WHAT IS EXPECTED
Reproduce the lines of the material exactly, excluding every image.

— Start —

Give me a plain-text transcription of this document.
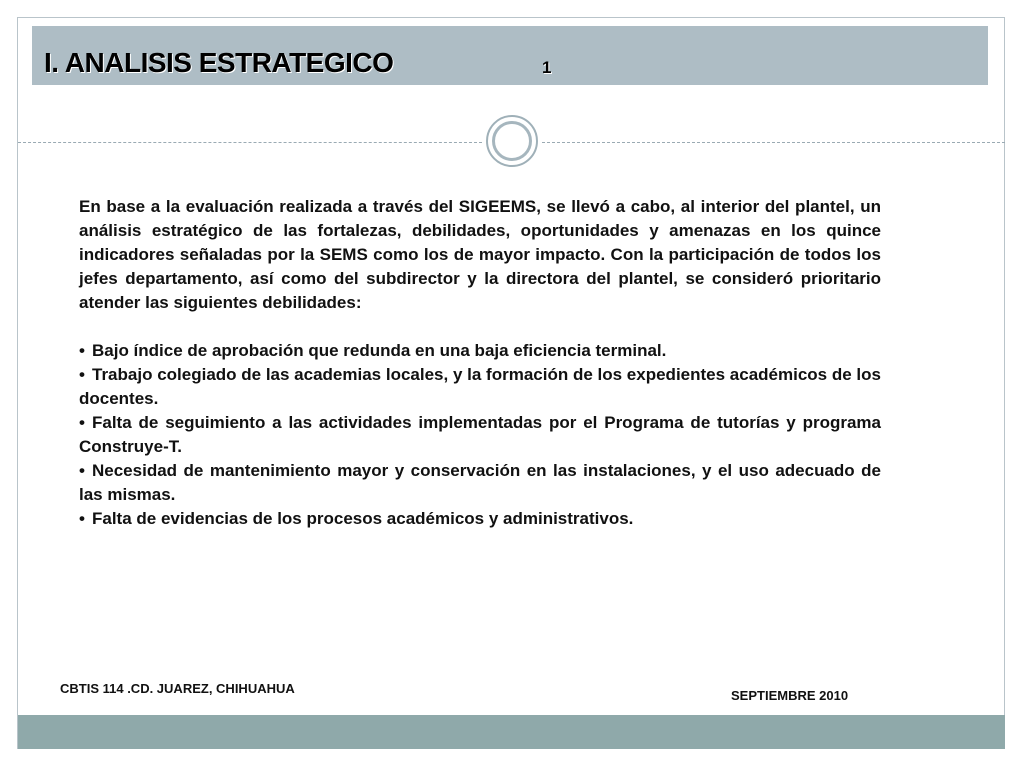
I. ANALISIS ESTRATEGICO	1

En base a la evaluación realizada a través del SIGEEMS, se llevó a cabo, al interior del plantel, un análisis estratégico de las fortalezas, debilidades, oportunidades y amenazas en los quince indicadores señaladas por la SEMS como los de mayor impacto. Con la participación de todos los jefes departamento, así como del subdirector y la directora del plantel, se consideró prioritario atender las siguientes debilidades:

• Bajo índice de aprobación que redunda en una baja eficiencia terminal.
• Trabajo colegiado de las academias locales, y la formación de los expedientes académicos de los docentes.
• Falta de seguimiento a las actividades implementadas por el Programa de tutorías y programa Construye-T.
• Necesidad de mantenimiento mayor y conservación en las instalaciones, y el uso adecuado de las mismas.
• Falta de evidencias de los procesos académicos y administrativos.
CBTIS 114 .CD. JUAREZ, CHIHUAHUA	SEPTIEMBRE 2010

— End —

RESULT FOR THIS EXERCISE
Give me a plain-text transcription of this document.
I. ANALISIS ESTRATEGICO	1

En base a la evaluación realizada a través del SIGEEMS, se llevó a cabo, al interior del plantel, un análisis estratégico de las fortalezas, debilidades, oportunidades y amenazas en los quince indicadores señaladas por la SEMS como los de mayor impacto. Con la participación de todos los jefes departamento, así como del subdirector y la directora del plantel, se consideró prioritario atender las siguientes debilidades:

• Bajo índice de aprobación que redunda en una baja eficiencia terminal.
• Trabajo colegiado de las academias locales, y la formación de los expedientes académicos de los docentes.
• Falta de seguimiento a las actividades implementadas por el Programa de tutorías y programa Construye-T.
• Necesidad de mantenimiento mayor y conservación en las instalaciones, y el uso adecuado de las mismas.
• Falta de evidencias de los procesos académicos y administrativos.
CBTIS 114 .CD. JUAREZ, CHIHUAHUA	SEPTIEMBRE 2010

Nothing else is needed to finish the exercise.